= Text for analysis =
________________________________________

Does it happen overnight? Absolutely not. But I’m happy to see tremendous progress.
And speaking of progress, now let’s get to what you’ve been waiting for – the sales report!
Grant Total for 2019 Q1 Sales Report: $106,104.55
You guys, this is more than half of what my company grossed in all of 2018 and we did it in THREE MONTHS! This was also amid a whole ton of craziness including international travel, 10X GrowthCon, traveling for clients, hiring people, firing people, administrative changes, having a life and moving.
Here’s the breakdown:
Coaching and coaching programs: $64,104.55 (screenshots below)
Working with brands: $42,000
(Can’t show the contracts otherwise I would)
How the hell did I do this after struggling for so many years?
I’ve had some really big AHAs in the last couple of years. Bear with me as I go through them.
AHA #1: Most traditional personal finance advice is ridiculously outdated and focuses on lack of money.
I did the whole managing money/not buying a coffee thing for way too long. It’s kind of bullshit. The reason is that it has you focusing on the wrong thing: the lack of money in the world. Instead, we should be focusing on the sheer abundance of money and opportunity in the world and learn how to get some of it for ourselves.
I understand most of the population is still trying to wrap their heads around what even happens to their money every month so we start with the basics, but at some point, we’re doing people a disservice. It’s like we’re only telling them half the story of what it takes to build wealth.
AHA #2: Commitment to your success requires an investment of time AND money.
I invested around $70k back into the business last year. And I personally invested about $15k in my own personal development. I’m now starting to see the ROI from both.
So yes, I walk my talk, people. And I put my money where my mouth is.
AHA #3: I started investing in full-time help.
Hiring a full-time assistant has been amazing! While it’s taken a few months to really get her trained, having full-time support that is local to me has been very helpful. I’m now starting to get everything that has been in my brain all these years and pouring it into the minds of people within my company. This will help me scale the company to new heights as well as allow me to keep my focus on what matters instead of doing way too much myself.
Not to mention, it’s helpful to have someone else enforcing your boundaries for you. Now clients are asking Zenya questions instead of always coming to me. She’s become a part of the company and the brand so I no longer feel like I’m carrying it all by myself.
I also started investing in some other things just to save time and keep me focused. For example, I’m doing the CateredFit meal delivery service which means I don’t have to worry about cooking food unless I want to actually cook. It’s a small investment that goes a long way.

________________________________________

= Exercise details =
Could you edit the stretch of the sales report text from "How the hell" through "lack of money.", changing "outdated" to "old-fashioned", and give that stretch back? The listing has nothing to do with the sales report text above.

(Document layout analysis data)
________________________________________

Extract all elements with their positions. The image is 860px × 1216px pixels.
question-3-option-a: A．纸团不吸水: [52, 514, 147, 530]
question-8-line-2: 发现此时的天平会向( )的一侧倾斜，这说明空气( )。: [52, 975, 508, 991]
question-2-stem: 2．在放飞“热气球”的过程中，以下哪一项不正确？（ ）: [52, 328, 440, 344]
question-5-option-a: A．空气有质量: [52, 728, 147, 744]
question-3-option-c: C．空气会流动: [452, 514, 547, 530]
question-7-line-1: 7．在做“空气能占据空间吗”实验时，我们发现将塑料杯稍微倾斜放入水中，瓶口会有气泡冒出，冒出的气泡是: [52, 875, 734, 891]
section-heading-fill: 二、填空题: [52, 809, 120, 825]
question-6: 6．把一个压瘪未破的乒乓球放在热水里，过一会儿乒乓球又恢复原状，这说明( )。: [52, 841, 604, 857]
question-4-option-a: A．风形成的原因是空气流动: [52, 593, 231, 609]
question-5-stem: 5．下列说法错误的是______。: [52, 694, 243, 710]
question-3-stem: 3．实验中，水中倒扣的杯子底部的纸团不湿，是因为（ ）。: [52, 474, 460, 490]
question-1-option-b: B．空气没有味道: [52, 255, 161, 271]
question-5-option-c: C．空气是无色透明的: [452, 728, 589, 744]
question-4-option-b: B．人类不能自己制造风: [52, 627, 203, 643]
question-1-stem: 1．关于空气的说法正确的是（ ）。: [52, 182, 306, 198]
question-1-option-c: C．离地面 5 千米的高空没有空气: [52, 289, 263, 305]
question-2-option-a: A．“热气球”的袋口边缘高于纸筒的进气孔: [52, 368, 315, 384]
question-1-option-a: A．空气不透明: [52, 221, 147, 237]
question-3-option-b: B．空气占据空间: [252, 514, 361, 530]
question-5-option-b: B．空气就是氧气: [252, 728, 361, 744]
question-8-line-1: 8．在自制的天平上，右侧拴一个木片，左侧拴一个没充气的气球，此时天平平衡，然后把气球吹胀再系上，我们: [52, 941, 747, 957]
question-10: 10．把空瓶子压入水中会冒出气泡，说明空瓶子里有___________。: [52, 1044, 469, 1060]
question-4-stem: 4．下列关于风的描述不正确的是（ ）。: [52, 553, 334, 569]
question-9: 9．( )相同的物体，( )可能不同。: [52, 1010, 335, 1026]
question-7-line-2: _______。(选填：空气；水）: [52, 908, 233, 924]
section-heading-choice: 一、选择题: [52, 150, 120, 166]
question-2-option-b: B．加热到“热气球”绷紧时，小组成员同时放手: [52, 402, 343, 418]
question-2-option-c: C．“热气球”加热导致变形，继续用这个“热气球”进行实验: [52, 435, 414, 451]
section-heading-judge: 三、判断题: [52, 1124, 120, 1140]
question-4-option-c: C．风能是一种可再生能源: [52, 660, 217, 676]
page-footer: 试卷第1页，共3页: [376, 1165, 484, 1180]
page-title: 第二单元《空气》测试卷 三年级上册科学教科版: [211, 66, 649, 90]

________________________________________

= Solution for this exercise =
How the hell did I do this after struggling for so many years?
I’ve had some really big AHAs in the last couple of years. Bear with me as I go through them.
AHA #1: Most traditional personal finance advice is ridiculously old-fashioned and focuses on lack of money.